Problem statement =
Below is a block of data; give all of it again word for word.
───── Supplied records
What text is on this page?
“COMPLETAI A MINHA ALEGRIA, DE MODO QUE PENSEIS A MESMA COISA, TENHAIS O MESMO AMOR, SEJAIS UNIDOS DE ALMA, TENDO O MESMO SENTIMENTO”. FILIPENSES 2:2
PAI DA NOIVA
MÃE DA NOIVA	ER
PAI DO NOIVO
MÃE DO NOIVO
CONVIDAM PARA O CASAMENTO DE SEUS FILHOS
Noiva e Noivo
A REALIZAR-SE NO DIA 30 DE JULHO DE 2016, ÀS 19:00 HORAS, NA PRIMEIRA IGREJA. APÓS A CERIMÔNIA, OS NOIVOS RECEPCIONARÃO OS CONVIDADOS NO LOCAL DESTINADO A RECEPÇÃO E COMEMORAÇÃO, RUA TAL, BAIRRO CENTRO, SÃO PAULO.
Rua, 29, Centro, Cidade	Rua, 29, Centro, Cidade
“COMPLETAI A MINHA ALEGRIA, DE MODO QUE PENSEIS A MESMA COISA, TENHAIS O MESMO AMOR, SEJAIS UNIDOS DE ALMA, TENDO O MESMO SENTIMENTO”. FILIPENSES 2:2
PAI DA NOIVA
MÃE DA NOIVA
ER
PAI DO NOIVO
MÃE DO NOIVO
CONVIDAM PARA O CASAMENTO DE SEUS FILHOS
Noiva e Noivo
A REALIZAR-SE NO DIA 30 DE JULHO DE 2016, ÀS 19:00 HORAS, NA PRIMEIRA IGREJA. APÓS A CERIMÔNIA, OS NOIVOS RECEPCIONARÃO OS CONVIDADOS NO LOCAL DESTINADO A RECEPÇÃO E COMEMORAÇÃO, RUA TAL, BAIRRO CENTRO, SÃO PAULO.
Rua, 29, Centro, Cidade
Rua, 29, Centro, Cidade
──────────
Solution to this problem =
What text is on this page?
“COMPLETAI A MINHA ALEGRIA, DE MODO QUE PENSEIS A MESMA COISA, TENHAIS O MESMO AMOR, SEJAIS UNIDOS DE ALMA, TENDO O MESMO SENTIMENTO”. FILIPENSES 2:2
PAI DA NOIVA
MÃE DA NOIVA	ER
PAI DO NOIVO
MÃE DO NOIVO
CONVIDAM PARA O CASAMENTO DE SEUS FILHOS
Noiva e Noivo
A REALIZAR-SE NO DIA 30 DE JULHO DE 2016, ÀS 19:00 HORAS, NA PRIMEIRA IGREJA. APÓS A CERIMÔNIA, OS NOIVOS RECEPCIONARÃO OS CONVIDADOS NO LOCAL DESTINADO A RECEPÇÃO E COMEMORAÇÃO, RUA TAL, BAIRRO CENTRO, SÃO PAULO.
Rua, 29, Centro, Cidade	Rua, 29, Centro, Cidade
“COMPLETAI A MINHA ALEGRIA, DE MODO QUE PENSEIS A MESMA COISA, TENHAIS O MESMO AMOR, SEJAIS UNIDOS DE ALMA, TENDO O MESMO SENTIMENTO”. FILIPENSES 2:2
PAI DA NOIVA
MÃE DA NOIVA
ER
PAI DO NOIVO
MÃE DO NOIVO
CONVIDAM PARA O CASAMENTO DE SEUS FILHOS
Noiva e Noivo
A REALIZAR-SE NO DIA 30 DE JULHO DE 2016, ÀS 19:00 HORAS, NA PRIMEIRA IGREJA. APÓS A CERIMÔNIA, OS NOIVOS RECEPCIONARÃO OS CONVIDADOS NO LOCAL DESTINADO A RECEPÇÃO E COMEMORAÇÃO, RUA TAL, BAIRRO CENTRO, SÃO PAULO.
Rua, 29, Centro, Cidade
Rua, 29, Centro, Cidade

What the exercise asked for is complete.